→ **The problem**
Count lines holding the string "Self" in the data that follows. Reply with one number only.

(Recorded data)
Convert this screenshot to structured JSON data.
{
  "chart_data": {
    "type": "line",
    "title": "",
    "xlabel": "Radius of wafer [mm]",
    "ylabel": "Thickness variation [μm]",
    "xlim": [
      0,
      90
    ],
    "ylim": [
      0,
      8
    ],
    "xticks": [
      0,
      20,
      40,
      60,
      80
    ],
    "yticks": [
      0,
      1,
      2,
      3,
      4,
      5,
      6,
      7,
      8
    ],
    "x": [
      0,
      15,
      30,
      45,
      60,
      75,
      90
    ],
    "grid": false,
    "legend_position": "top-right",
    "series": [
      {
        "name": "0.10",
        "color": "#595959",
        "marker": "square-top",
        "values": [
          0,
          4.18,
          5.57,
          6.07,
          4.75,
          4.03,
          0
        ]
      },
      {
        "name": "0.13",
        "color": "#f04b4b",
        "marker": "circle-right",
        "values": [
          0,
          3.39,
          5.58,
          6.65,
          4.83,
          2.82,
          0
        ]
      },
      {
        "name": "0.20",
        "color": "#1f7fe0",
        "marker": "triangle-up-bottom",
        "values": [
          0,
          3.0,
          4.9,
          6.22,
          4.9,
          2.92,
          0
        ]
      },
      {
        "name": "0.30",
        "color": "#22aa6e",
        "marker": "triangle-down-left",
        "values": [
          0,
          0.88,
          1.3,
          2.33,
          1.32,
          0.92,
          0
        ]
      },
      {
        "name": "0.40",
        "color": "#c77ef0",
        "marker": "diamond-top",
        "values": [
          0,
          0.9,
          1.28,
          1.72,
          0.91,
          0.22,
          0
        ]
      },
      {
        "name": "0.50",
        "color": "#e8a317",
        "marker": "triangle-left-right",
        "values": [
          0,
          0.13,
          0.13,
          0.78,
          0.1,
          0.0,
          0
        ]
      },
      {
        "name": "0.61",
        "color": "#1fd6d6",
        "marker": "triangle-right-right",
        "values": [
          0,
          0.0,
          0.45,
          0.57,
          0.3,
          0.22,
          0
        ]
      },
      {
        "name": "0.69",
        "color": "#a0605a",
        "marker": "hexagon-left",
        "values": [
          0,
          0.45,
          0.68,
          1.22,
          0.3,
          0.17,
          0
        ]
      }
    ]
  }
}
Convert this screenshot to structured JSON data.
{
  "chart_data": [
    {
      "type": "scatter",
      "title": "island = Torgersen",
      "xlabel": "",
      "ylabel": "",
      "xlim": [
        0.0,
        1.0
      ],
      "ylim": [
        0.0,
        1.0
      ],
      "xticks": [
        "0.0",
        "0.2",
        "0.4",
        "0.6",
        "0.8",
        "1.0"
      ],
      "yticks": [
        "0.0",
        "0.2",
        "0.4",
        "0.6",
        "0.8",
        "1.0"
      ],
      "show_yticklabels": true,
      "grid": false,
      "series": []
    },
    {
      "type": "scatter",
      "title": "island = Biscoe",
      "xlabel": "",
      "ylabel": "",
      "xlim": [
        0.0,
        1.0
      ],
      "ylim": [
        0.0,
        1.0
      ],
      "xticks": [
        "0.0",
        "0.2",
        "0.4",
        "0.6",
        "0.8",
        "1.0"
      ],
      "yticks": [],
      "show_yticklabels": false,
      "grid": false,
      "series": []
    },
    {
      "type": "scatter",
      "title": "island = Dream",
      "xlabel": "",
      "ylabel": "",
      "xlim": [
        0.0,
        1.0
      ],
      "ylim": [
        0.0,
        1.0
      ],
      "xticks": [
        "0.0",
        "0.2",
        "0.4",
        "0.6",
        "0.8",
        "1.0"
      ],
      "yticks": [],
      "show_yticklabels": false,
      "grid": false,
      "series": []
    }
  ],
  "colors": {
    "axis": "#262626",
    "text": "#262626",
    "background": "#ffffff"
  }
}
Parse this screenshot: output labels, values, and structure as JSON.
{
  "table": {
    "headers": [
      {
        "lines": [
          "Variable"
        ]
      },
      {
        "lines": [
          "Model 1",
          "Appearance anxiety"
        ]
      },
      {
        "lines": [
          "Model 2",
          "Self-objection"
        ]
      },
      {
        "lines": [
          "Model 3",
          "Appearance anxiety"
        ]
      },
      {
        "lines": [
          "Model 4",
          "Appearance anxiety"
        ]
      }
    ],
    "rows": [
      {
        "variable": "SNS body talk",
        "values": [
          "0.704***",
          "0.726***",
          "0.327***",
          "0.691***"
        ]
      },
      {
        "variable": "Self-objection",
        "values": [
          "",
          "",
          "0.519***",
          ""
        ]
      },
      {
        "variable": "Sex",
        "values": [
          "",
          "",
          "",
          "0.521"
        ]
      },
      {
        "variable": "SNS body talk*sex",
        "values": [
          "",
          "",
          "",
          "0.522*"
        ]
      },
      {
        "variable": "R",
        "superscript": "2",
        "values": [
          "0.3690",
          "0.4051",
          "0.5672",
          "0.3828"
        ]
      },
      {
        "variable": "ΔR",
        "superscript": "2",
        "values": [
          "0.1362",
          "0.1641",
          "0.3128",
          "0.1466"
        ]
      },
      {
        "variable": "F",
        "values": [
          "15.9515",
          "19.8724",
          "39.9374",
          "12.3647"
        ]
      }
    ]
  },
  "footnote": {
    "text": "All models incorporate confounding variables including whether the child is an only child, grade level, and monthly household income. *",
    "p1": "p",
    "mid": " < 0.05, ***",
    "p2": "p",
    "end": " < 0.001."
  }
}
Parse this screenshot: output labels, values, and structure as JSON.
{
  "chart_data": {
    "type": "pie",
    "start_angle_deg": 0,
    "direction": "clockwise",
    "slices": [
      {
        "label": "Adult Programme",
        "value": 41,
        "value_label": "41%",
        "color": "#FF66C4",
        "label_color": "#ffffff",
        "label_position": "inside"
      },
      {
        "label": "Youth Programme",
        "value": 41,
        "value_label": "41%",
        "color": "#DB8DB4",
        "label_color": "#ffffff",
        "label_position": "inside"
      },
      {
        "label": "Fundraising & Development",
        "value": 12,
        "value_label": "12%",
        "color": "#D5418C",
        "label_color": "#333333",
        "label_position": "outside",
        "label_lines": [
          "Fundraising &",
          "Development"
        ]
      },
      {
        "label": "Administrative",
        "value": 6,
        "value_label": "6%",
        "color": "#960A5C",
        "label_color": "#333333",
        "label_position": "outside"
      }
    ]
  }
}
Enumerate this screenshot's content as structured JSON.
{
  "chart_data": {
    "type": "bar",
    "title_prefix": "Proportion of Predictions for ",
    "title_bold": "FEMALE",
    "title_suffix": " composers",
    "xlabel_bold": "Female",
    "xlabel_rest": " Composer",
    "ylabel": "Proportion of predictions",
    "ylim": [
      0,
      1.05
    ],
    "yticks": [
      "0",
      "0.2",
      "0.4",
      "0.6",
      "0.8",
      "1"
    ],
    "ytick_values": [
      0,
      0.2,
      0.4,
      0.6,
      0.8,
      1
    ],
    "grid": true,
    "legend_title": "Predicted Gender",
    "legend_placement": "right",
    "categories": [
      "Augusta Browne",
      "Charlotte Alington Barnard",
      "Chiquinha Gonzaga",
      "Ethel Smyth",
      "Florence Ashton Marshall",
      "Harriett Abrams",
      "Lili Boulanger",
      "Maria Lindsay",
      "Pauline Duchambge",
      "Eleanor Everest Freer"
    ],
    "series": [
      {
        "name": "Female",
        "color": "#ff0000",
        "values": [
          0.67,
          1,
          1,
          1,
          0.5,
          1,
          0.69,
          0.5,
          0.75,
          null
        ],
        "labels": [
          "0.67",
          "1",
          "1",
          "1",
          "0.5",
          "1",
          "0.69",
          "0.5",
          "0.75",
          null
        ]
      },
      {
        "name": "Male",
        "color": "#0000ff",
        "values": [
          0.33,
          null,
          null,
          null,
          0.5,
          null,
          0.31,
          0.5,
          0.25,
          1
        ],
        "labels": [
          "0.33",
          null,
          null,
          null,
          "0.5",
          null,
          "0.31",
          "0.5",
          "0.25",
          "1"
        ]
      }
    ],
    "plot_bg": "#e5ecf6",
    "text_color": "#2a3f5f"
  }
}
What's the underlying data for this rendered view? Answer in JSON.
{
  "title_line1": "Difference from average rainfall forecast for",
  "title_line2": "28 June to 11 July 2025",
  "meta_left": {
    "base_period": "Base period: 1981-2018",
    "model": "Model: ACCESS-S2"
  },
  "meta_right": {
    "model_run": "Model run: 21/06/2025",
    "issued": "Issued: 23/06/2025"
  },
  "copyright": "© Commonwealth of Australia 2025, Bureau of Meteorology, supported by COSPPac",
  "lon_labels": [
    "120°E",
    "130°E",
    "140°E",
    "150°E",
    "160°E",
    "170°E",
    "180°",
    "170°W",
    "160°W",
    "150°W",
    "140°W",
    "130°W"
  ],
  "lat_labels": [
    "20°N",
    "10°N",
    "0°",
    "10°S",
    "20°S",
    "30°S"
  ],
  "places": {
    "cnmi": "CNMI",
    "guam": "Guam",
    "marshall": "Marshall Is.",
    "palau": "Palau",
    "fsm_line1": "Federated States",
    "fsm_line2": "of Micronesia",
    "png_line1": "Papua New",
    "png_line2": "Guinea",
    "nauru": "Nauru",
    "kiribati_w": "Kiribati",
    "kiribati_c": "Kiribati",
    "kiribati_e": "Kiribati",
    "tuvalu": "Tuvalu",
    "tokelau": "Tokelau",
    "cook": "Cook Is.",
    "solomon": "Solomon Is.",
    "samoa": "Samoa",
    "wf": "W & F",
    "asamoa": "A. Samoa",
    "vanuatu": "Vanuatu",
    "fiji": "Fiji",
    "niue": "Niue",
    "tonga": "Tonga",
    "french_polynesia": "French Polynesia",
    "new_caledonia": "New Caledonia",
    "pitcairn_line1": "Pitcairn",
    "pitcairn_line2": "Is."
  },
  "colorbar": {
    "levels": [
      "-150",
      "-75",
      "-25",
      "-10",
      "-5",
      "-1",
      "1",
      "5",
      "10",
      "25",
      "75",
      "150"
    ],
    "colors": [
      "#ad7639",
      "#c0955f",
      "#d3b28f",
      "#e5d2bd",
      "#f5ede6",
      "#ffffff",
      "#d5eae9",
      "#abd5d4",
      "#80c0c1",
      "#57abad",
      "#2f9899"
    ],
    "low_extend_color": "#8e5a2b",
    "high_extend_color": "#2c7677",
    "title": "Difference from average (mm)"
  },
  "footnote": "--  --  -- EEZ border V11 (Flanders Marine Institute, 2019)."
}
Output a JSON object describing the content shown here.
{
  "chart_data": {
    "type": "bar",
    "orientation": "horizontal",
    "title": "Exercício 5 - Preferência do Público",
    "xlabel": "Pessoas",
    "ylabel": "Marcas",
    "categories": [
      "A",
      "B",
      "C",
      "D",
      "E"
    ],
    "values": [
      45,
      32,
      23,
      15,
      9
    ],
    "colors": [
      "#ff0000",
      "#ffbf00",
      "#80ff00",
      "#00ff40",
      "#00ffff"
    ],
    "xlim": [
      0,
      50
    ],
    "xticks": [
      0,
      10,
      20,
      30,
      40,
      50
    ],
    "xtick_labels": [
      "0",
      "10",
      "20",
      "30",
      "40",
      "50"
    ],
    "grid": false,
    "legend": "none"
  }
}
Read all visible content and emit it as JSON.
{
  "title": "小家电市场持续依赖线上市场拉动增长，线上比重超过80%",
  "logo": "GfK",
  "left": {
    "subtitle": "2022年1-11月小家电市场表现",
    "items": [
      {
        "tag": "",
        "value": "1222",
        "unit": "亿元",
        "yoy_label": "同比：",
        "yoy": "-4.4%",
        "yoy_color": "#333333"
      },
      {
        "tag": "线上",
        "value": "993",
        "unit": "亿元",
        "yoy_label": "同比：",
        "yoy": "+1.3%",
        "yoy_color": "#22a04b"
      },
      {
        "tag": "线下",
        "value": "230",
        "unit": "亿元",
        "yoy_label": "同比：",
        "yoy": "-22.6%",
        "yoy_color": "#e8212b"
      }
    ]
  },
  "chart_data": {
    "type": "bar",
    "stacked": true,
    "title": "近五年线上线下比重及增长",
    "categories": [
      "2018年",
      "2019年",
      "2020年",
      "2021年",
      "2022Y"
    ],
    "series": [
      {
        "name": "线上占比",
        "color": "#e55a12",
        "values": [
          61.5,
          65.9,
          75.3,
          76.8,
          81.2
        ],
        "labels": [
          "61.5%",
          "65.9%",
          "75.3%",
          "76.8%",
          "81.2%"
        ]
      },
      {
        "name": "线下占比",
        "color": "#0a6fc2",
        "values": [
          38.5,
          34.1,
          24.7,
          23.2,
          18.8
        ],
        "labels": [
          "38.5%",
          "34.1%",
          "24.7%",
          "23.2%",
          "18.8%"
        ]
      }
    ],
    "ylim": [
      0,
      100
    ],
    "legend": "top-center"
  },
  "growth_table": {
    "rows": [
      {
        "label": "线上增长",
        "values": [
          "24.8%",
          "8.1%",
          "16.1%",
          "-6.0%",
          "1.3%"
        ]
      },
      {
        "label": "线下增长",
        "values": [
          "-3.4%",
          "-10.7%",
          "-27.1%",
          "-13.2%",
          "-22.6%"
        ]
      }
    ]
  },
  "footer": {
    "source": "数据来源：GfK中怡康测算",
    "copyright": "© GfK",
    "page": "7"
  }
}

→ **Correct answer**
2